- _WHAT TO PRODUCE_: Extract all records. Keep each one exact.

Figure contents as structured data
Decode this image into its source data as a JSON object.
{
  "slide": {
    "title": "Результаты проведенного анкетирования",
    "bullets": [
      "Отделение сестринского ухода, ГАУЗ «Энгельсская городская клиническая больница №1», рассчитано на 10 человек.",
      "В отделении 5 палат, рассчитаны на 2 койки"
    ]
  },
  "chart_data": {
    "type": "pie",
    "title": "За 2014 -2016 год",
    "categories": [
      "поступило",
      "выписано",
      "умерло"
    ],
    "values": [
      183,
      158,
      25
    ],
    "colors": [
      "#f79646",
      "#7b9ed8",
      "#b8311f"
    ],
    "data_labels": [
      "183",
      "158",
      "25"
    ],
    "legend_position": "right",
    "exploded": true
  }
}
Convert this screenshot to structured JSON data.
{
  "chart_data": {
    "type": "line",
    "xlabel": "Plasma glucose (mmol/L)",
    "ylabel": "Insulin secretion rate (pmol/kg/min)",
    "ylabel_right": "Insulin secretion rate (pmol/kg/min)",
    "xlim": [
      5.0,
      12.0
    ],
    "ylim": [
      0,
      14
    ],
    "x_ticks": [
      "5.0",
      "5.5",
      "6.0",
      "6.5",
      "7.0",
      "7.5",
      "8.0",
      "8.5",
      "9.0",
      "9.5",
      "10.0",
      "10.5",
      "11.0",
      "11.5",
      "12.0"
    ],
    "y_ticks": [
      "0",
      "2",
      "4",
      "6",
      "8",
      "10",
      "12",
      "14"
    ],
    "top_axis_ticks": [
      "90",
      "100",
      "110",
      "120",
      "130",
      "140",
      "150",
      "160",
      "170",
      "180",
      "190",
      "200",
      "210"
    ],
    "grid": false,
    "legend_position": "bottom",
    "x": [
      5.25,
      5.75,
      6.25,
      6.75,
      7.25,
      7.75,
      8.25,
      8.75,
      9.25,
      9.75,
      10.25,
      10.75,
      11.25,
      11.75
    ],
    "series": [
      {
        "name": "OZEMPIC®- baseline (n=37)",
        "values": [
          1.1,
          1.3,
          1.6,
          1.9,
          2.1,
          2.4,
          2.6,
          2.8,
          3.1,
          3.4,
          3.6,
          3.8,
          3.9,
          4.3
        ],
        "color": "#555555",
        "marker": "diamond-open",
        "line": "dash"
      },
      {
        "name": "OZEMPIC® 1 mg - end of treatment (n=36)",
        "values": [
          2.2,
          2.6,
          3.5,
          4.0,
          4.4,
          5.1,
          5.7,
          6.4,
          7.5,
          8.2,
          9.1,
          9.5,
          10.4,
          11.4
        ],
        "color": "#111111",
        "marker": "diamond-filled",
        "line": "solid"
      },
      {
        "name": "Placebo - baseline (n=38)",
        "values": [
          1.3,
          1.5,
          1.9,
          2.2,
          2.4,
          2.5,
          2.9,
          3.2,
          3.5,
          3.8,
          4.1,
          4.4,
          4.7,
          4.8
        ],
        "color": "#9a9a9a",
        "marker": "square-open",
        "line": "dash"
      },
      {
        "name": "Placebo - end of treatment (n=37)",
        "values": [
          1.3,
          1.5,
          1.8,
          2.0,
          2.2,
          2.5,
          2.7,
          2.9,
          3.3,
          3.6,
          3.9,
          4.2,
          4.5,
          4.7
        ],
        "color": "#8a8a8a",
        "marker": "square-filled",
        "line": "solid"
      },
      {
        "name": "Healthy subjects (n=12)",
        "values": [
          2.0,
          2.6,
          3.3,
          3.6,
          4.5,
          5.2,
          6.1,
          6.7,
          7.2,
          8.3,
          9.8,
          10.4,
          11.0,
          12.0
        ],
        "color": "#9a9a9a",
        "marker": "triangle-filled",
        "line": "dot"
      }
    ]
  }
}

- _TASK RESULT_:
Decode this image into its source data as a JSON object.
{
  "slide": {
    "title": "Результаты проведенного анкетирования",
    "bullets": [
      "Отделение сестринского ухода, ГАУЗ «Энгельсская городская клиническая больница №1», рассчитано на 10 человек.",
      "В отделении 5 палат, рассчитаны на 2 койки"
    ]
  },
  "chart_data": {
    "type": "pie",
    "title": "За 2014 -2016 год",
    "categories": [
      "поступило",
      "выписано",
      "умерло"
    ],
    "values": [
      183,
      158,
      25
    ],
    "colors": [
      "#f79646",
      "#7b9ed8",
      "#b8311f"
    ],
    "data_labels": [
      "183",
      "158",
      "25"
    ],
    "legend_position": "right",
    "exploded": true
  }
}
Convert this screenshot to structured JSON data.
{
  "chart_data": {
    "type": "line",
    "xlabel": "Plasma glucose (mmol/L)",
    "ylabel": "Insulin secretion rate (pmol/kg/min)",
    "ylabel_right": "Insulin secretion rate (pmol/kg/min)",
    "xlim": [
      5.0,
      12.0
    ],
    "ylim": [
      0,
      14
    ],
    "x_ticks": [
      "5.0",
      "5.5",
      "6.0",
      "6.5",
      "7.0",
      "7.5",
      "8.0",
      "8.5",
      "9.0",
      "9.5",
      "10.0",
      "10.5",
      "11.0",
      "11.5",
      "12.0"
    ],
    "y_ticks": [
      "0",
      "2",
      "4",
      "6",
      "8",
      "10",
      "12",
      "14"
    ],
    "top_axis_ticks": [
      "90",
      "100",
      "110",
      "120",
      "130",
      "140",
      "150",
      "160",
      "170",
      "180",
      "190",
      "200",
      "210"
    ],
    "grid": false,
    "legend_position": "bottom",
    "x": [
      5.25,
      5.75,
      6.25,
      6.75,
      7.25,
      7.75,
      8.25,
      8.75,
      9.25,
      9.75,
      10.25,
      10.75,
      11.25,
      11.75
    ],
    "series": [
      {
        "name": "OZEMPIC®- baseline (n=37)",
        "values": [
          1.1,
          1.3,
          1.6,
          1.9,
          2.1,
          2.4,
          2.6,
          2.8,
          3.1,
          3.4,
          3.6,
          3.8,
          3.9,
          4.3
        ],
        "color": "#555555",
        "marker": "diamond-open",
        "line": "dash"
      },
      {
        "name": "OZEMPIC® 1 mg - end of treatment (n=36)",
        "values": [
          2.2,
          2.6,
          3.5,
          4.0,
          4.4,
          5.1,
          5.7,
          6.4,
          7.5,
          8.2,
          9.1,
          9.5,
          10.4,
          11.4
        ],
        "color": "#111111",
        "marker": "diamond-filled",
        "line": "solid"
      },
      {
        "name": "Placebo - baseline (n=38)",
        "values": [
          1.3,
          1.5,
          1.9,
          2.2,
          2.4,
          2.5,
          2.9,
          3.2,
          3.5,
          3.8,
          4.1,
          4.4,
          4.7,
          4.8
        ],
        "color": "#9a9a9a",
        "marker": "square-open",
        "line": "dash"
      },
      {
        "name": "Placebo - end of treatment (n=37)",
        "values": [
          1.3,
          1.5,
          1.8,
          2.0,
          2.2,
          2.5,
          2.7,
          2.9,
          3.3,
          3.6,
          3.9,
          4.2,
          4.5,
          4.7
        ],
        "color": "#8a8a8a",
        "marker": "square-filled",
        "line": "solid"
      },
      {
        "name": "Healthy subjects (n=12)",
        "values": [
          2.0,
          2.6,
          3.3,
          3.6,
          4.5,
          5.2,
          6.1,
          6.7,
          7.2,
          8.3,
          9.8,
          10.4,
          11.0,
          12.0
        ],
        "color": "#9a9a9a",
        "marker": "triangle-filled",
        "line": "dot"
      }
    ]
  }
}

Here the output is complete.